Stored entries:
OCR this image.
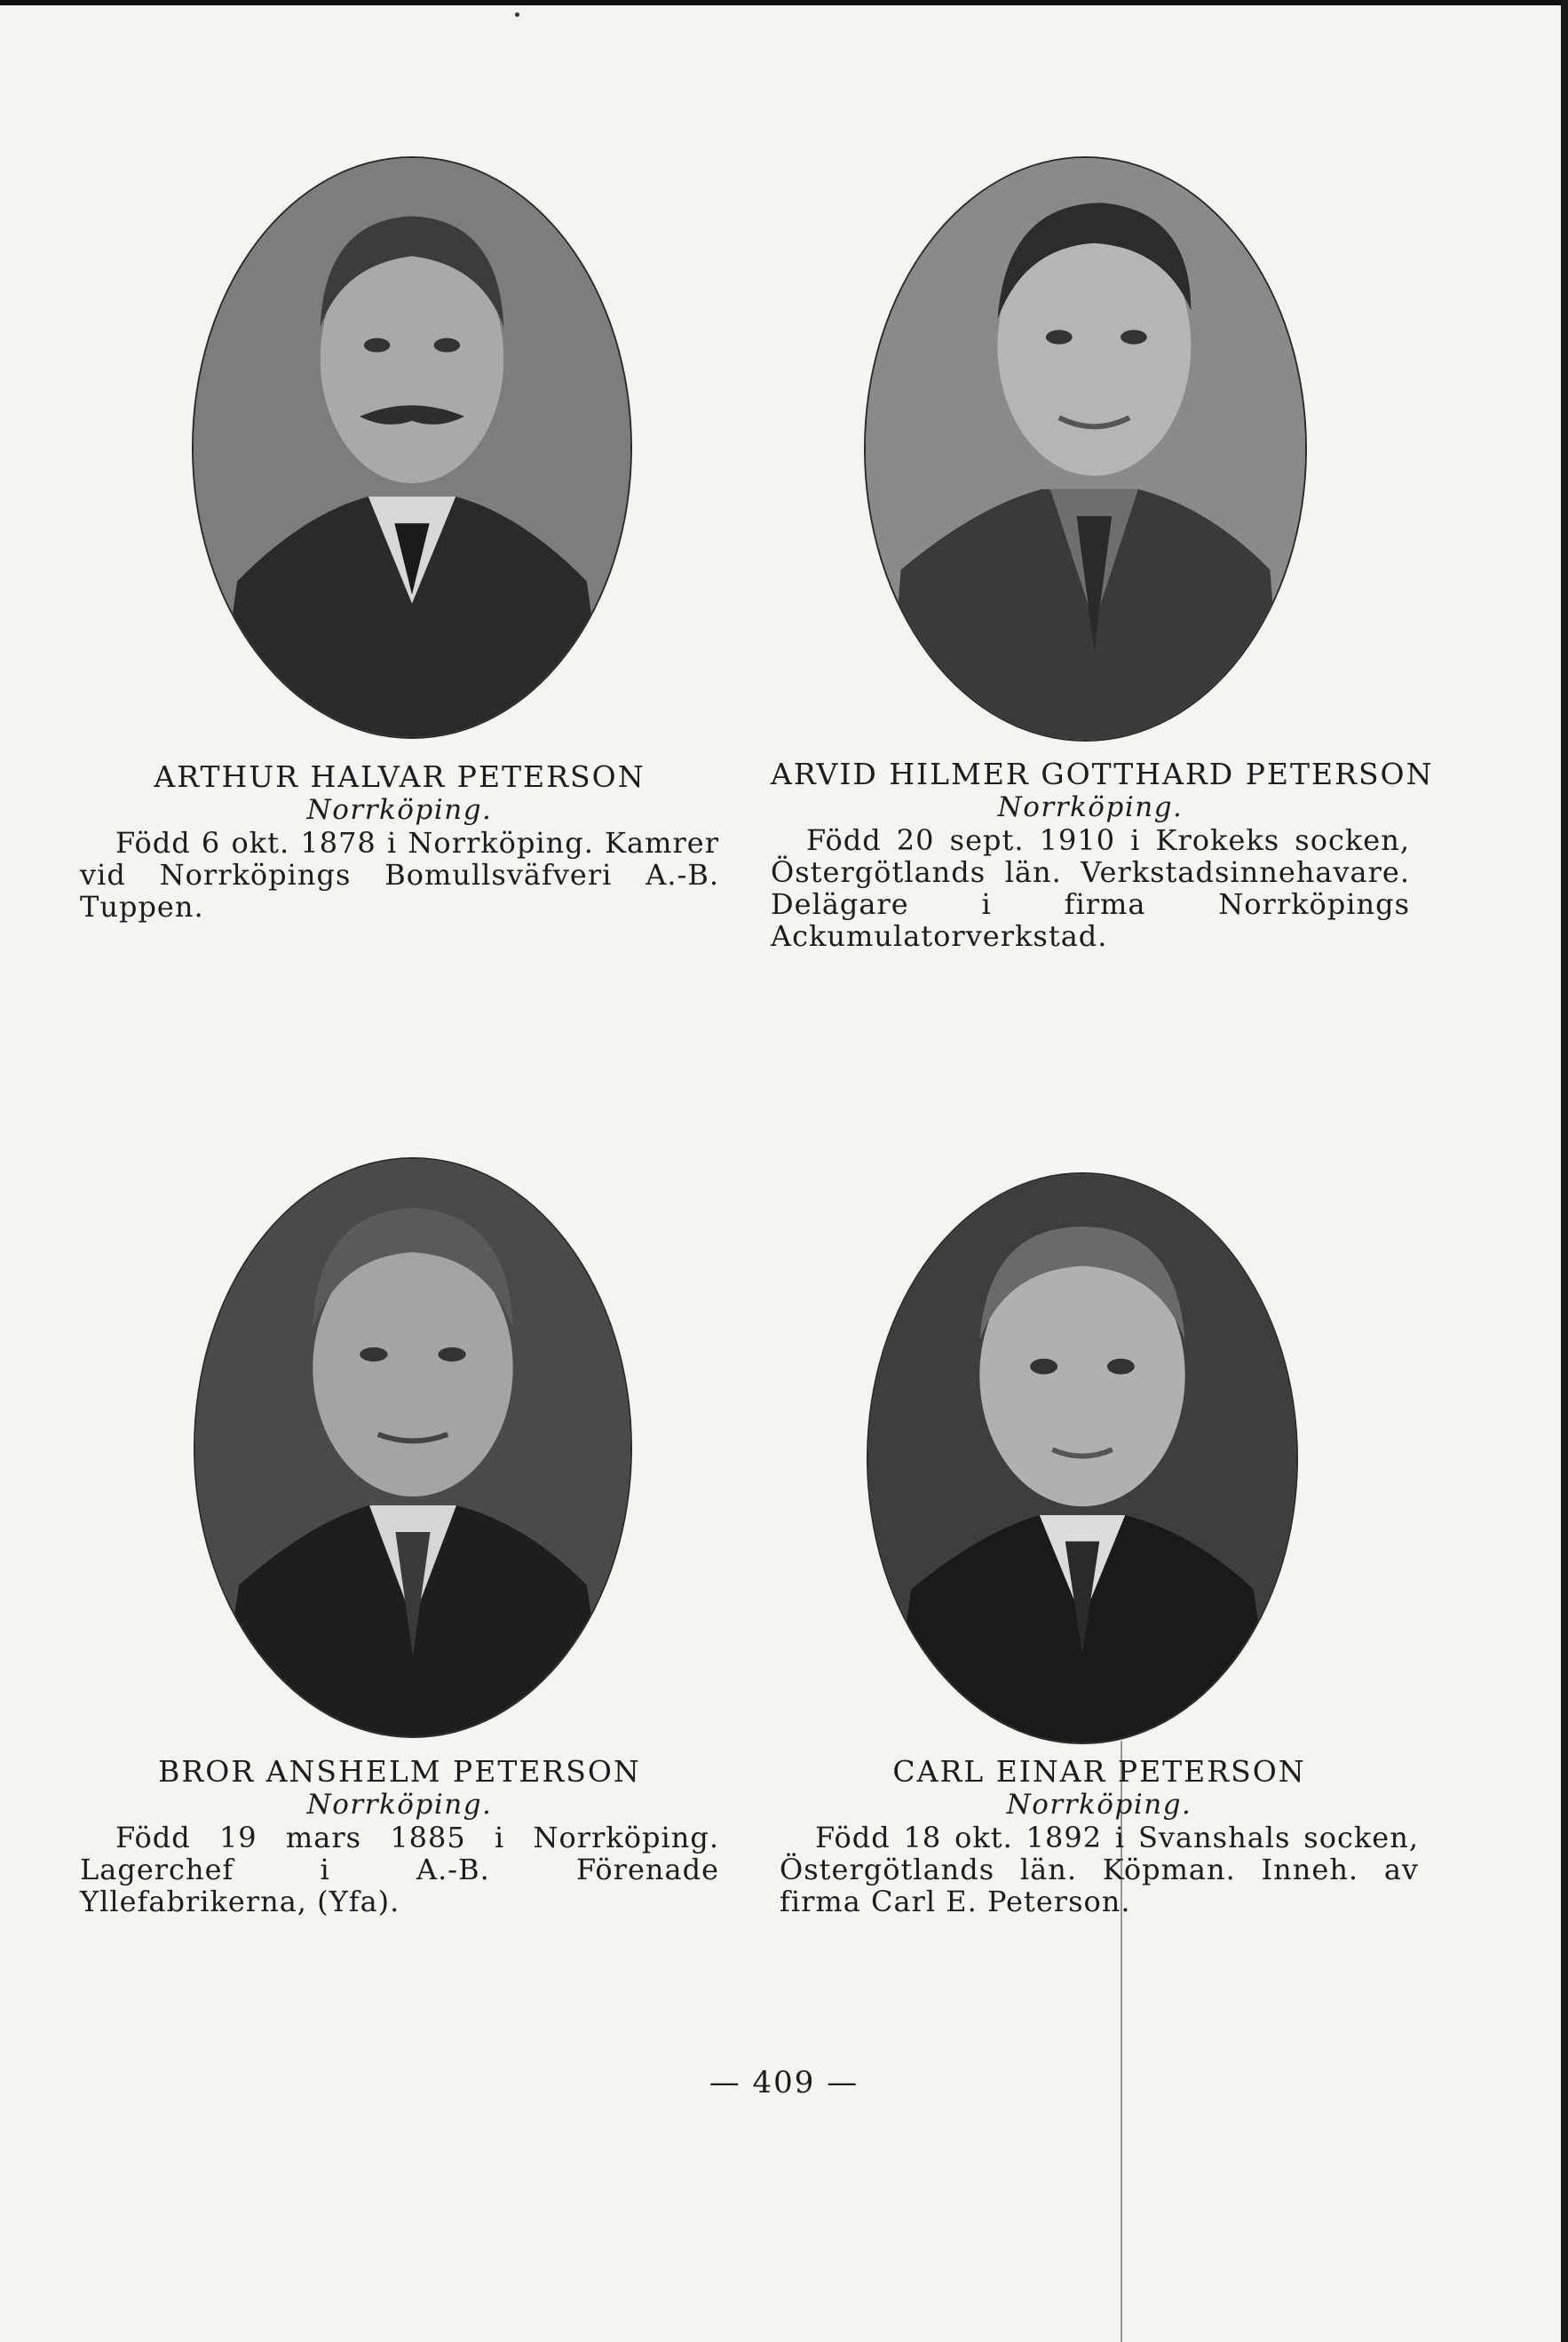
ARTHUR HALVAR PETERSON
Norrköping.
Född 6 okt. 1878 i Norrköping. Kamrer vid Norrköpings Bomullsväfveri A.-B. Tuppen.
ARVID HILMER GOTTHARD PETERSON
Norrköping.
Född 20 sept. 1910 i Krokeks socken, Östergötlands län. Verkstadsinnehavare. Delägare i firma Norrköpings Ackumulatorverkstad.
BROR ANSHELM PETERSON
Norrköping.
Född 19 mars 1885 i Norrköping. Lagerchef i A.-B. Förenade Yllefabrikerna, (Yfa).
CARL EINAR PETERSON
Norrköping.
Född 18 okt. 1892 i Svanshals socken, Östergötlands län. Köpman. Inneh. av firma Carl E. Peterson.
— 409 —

---

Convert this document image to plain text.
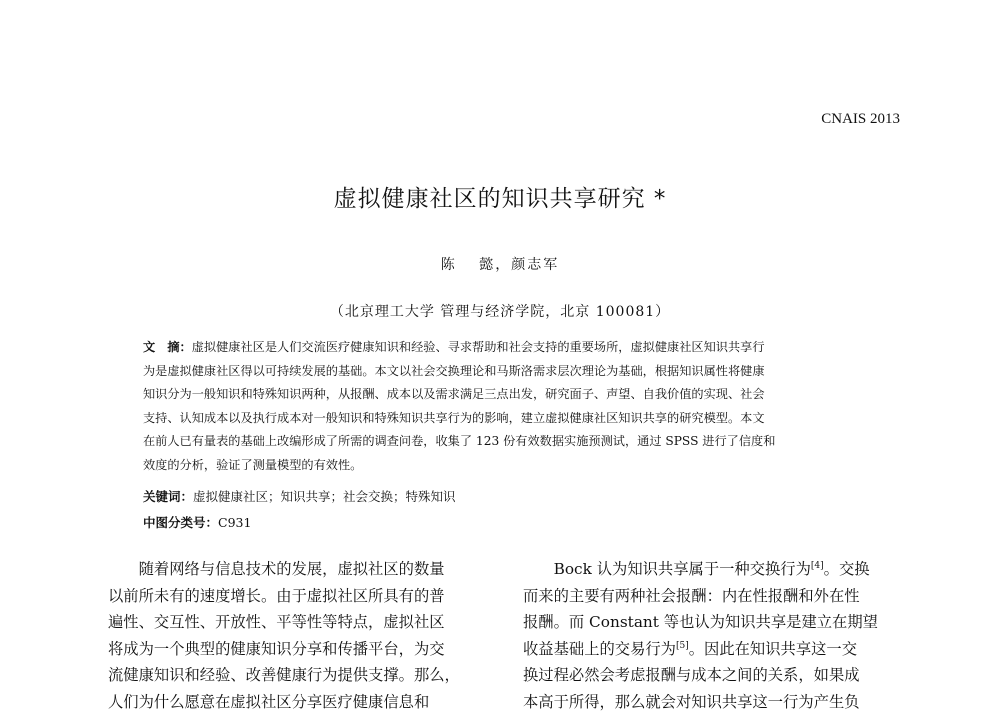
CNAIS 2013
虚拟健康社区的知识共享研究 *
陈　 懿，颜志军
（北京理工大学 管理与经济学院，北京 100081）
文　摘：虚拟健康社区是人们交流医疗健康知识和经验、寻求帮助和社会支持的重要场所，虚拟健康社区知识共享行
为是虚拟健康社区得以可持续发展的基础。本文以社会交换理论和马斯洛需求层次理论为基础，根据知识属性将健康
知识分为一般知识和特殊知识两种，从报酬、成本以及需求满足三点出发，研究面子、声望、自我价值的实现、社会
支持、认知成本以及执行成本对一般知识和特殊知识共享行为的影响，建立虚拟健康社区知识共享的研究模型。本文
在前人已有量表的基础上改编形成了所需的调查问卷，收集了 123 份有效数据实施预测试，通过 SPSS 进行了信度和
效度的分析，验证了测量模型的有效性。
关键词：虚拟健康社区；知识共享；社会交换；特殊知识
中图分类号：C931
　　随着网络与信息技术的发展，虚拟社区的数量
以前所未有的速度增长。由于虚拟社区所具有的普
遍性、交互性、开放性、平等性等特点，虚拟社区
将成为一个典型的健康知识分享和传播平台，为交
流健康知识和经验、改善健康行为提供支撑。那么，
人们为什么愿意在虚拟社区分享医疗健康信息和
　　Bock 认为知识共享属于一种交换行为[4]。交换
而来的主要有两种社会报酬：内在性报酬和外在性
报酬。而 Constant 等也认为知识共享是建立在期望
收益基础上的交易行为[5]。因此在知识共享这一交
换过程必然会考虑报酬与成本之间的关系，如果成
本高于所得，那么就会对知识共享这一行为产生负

__EXERCISE DIRECTIONS__.
Give every line of the material that includes the string "firma".

__ANSWER FOR THIS EXERCISE__.
Född 20 sept. 1910 i Krokeks socken, Östergötlands län. Verkstadsinnehavare. Delägare i firma Norrköpings Ackumulatorverkstad.
Född 18 okt. 1892 i Svanshals socken, Östergötlands län. Köpman. Inneh. av firma Carl E. Peterson.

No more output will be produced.